> YOUR TASK: The complete listing should be restated exactly.

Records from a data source
——

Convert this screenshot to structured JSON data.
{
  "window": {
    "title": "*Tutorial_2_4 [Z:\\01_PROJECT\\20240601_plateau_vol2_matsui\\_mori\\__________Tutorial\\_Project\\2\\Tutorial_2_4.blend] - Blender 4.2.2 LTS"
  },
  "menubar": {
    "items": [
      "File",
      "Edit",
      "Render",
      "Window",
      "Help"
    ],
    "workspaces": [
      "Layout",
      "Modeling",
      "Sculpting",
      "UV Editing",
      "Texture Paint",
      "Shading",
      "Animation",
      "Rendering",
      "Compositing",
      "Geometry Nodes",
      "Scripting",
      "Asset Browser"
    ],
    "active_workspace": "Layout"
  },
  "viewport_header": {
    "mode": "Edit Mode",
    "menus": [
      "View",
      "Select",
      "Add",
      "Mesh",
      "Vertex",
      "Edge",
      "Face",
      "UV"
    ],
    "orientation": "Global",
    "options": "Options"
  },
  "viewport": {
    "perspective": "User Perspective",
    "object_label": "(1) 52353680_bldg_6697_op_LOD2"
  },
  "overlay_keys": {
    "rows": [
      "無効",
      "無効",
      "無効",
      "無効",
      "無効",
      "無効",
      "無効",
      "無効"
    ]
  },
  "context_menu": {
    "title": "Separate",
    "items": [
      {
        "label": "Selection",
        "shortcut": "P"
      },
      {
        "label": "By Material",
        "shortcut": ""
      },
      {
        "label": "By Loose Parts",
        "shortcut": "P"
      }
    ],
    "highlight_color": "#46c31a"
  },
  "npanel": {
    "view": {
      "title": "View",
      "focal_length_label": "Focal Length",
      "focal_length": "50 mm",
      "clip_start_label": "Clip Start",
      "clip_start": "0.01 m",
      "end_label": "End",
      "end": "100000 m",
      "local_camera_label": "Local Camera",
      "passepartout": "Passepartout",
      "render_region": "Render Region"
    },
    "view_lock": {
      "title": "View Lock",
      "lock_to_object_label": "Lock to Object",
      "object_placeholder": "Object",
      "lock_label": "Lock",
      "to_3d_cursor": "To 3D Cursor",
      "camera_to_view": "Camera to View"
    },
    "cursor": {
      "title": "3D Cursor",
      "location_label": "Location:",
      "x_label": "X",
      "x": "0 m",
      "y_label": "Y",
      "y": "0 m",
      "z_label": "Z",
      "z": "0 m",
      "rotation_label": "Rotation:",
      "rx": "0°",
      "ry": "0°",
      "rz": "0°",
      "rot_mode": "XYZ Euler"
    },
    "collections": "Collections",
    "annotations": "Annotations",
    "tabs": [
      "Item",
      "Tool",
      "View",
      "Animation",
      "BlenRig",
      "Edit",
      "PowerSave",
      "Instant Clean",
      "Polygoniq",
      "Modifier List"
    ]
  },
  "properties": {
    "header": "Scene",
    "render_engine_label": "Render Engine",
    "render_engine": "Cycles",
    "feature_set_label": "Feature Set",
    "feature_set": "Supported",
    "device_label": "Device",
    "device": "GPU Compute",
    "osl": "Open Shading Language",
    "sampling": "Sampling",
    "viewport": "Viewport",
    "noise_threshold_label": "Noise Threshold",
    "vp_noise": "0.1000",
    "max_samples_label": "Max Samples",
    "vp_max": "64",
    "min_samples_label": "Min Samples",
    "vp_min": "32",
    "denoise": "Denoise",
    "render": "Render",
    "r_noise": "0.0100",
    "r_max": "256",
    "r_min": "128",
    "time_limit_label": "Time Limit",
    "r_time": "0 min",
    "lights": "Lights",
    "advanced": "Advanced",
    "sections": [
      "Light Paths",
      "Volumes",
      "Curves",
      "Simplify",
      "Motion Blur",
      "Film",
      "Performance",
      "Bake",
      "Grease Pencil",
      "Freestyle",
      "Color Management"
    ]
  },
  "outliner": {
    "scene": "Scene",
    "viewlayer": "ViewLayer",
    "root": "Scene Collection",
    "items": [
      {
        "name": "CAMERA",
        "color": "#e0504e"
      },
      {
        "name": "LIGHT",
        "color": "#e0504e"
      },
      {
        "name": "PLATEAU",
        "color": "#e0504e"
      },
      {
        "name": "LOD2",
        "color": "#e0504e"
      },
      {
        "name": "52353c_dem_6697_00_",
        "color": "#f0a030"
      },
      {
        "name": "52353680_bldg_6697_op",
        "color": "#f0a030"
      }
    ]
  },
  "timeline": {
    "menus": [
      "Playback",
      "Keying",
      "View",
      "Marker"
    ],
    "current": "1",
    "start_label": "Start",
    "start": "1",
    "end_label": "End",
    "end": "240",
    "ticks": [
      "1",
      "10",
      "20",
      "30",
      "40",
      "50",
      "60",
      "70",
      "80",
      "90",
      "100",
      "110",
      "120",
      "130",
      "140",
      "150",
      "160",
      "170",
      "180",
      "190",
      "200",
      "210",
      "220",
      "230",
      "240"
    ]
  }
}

——

> TASK ANSWER:
Convert this screenshot to structured JSON data.
{
  "window": {
    "title": "*Tutorial_2_4 [Z:\\01_PROJECT\\20240601_plateau_vol2_matsui\\_mori\\__________Tutorial\\_Project\\2\\Tutorial_2_4.blend] - Blender 4.2.2 LTS"
  },
  "menubar": {
    "items": [
      "File",
      "Edit",
      "Render",
      "Window",
      "Help"
    ],
    "workspaces": [
      "Layout",
      "Modeling",
      "Sculpting",
      "UV Editing",
      "Texture Paint",
      "Shading",
      "Animation",
      "Rendering",
      "Compositing",
      "Geometry Nodes",
      "Scripting",
      "Asset Browser"
    ],
    "active_workspace": "Layout"
  },
  "viewport_header": {
    "mode": "Edit Mode",
    "menus": [
      "View",
      "Select",
      "Add",
      "Mesh",
      "Vertex",
      "Edge",
      "Face",
      "UV"
    ],
    "orientation": "Global",
    "options": "Options"
  },
  "viewport": {
    "perspective": "User Perspective",
    "object_label": "(1) 52353680_bldg_6697_op_LOD2"
  },
  "overlay_keys": {
    "rows": [
      "無効",
      "無効",
      "無効",
      "無効",
      "無効",
      "無効",
      "無効",
      "無効"
    ]
  },
  "context_menu": {
    "title": "Separate",
    "items": [
      {
        "label": "Selection",
        "shortcut": "P"
      },
      {
        "label": "By Material",
        "shortcut": ""
      },
      {
        "label": "By Loose Parts",
        "shortcut": "P"
      }
    ],
    "highlight_color": "#46c31a"
  },
  "npanel": {
    "view": {
      "title": "View",
      "focal_length_label": "Focal Length",
      "focal_length": "50 mm",
      "clip_start_label": "Clip Start",
      "clip_start": "0.01 m",
      "end_label": "End",
      "end": "100000 m",
      "local_camera_label": "Local Camera",
      "passepartout": "Passepartout",
      "render_region": "Render Region"
    },
    "view_lock": {
      "title": "View Lock",
      "lock_to_object_label": "Lock to Object",
      "object_placeholder": "Object",
      "lock_label": "Lock",
      "to_3d_cursor": "To 3D Cursor",
      "camera_to_view": "Camera to View"
    },
    "cursor": {
      "title": "3D Cursor",
      "location_label": "Location:",
      "x_label": "X",
      "x": "0 m",
      "y_label": "Y",
      "y": "0 m",
      "z_label": "Z",
      "z": "0 m",
      "rotation_label": "Rotation:",
      "rx": "0°",
      "ry": "0°",
      "rz": "0°",
      "rot_mode": "XYZ Euler"
    },
    "collections": "Collections",
    "annotations": "Annotations",
    "tabs": [
      "Item",
      "Tool",
      "View",
      "Animation",
      "BlenRig",
      "Edit",
      "PowerSave",
      "Instant Clean",
      "Polygoniq",
      "Modifier List"
    ]
  },
  "properties": {
    "header": "Scene",
    "render_engine_label": "Render Engine",
    "render_engine": "Cycles",
    "feature_set_label": "Feature Set",
    "feature_set": "Supported",
    "device_label": "Device",
    "device": "GPU Compute",
    "osl": "Open Shading Language",
    "sampling": "Sampling",
    "viewport": "Viewport",
    "noise_threshold_label": "Noise Threshold",
    "vp_noise": "0.1000",
    "max_samples_label": "Max Samples",
    "vp_max": "64",
    "min_samples_label": "Min Samples",
    "vp_min": "32",
    "denoise": "Denoise",
    "render": "Render",
    "r_noise": "0.0100",
    "r_max": "256",
    "r_min": "128",
    "time_limit_label": "Time Limit",
    "r_time": "0 min",
    "lights": "Lights",
    "advanced": "Advanced",
    "sections": [
      "Light Paths",
      "Volumes",
      "Curves",
      "Simplify",
      "Motion Blur",
      "Film",
      "Performance",
      "Bake",
      "Grease Pencil",
      "Freestyle",
      "Color Management"
    ]
  },
  "outliner": {
    "scene": "Scene",
    "viewlayer": "ViewLayer",
    "root": "Scene Collection",
    "items": [
      {
        "name": "CAMERA",
        "color": "#e0504e"
      },
      {
        "name": "LIGHT",
        "color": "#e0504e"
      },
      {
        "name": "PLATEAU",
        "color": "#e0504e"
      },
      {
        "name": "LOD2",
        "color": "#e0504e"
      },
      {
        "name": "52353c_dem_6697_00_",
        "color": "#f0a030"
      },
      {
        "name": "52353680_bldg_6697_op",
        "color": "#f0a030"
      }
    ]
  },
  "timeline": {
    "menus": [
      "Playback",
      "Keying",
      "View",
      "Marker"
    ],
    "current": "1",
    "start_label": "Start",
    "start": "1",
    "end_label": "End",
    "end": "240",
    "ticks": [
      "1",
      "10",
      "20",
      "30",
      "40",
      "50",
      "60",
      "70",
      "80",
      "90",
      "100",
      "110",
      "120",
      "130",
      "140",
      "150",
      "160",
      "170",
      "180",
      "190",
      "200",
      "210",
      "220",
      "230",
      "240"
    ]
  }
}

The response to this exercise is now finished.